### [Material for this task]
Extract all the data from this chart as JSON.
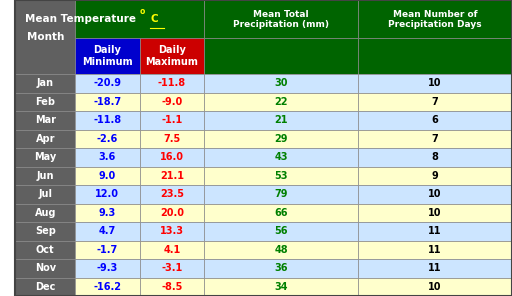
{
  "months": [
    "Jan",
    "Feb",
    "Mar",
    "Apr",
    "May",
    "Jun",
    "Jul",
    "Aug",
    "Sep",
    "Oct",
    "Nov",
    "Dec"
  ],
  "daily_min": [
    -20.9,
    -18.7,
    -11.8,
    -2.6,
    3.6,
    9.0,
    12.0,
    9.3,
    4.7,
    -1.7,
    -9.3,
    -16.2
  ],
  "daily_max": [
    -11.8,
    -9.0,
    -1.1,
    7.5,
    16.0,
    21.1,
    23.5,
    20.0,
    13.3,
    4.1,
    -3.1,
    -8.5
  ],
  "precipitation": [
    30,
    22,
    21,
    29,
    43,
    53,
    79,
    66,
    56,
    48,
    36,
    34
  ],
  "precip_days": [
    10,
    7,
    6,
    7,
    8,
    9,
    10,
    10,
    11,
    11,
    11,
    10
  ],
  "header_bg": "#006400",
  "subheader_min_bg": "#0000CD",
  "subheader_max_bg": "#CC0000",
  "month_col_bg": "#606060",
  "row_bg_light": "#FFFFCC",
  "row_bg_dark": "#CCE5FF",
  "header_text_color": "#FFFFFF",
  "month_text_color": "#FFFFFF",
  "min_text_color": "#0000FF",
  "max_text_color": "#FF0000",
  "precip_text_color": "#008000",
  "precip_days_text_color": "#000000",
  "col1_header": "Month",
  "col3_header": "Daily\nMinimum",
  "col4_header": "Daily\nMaximum",
  "col5_header": "Mean Total\nPrecipitation (mm)",
  "col6_header": "Mean Number of\nPrecipitation Days",
  "superscript_color": "#FFFF00"
}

### [Work required]
Look through the records above and report how many lines hold the word "FFFFFF", giving only the number.

### [Written answer]
2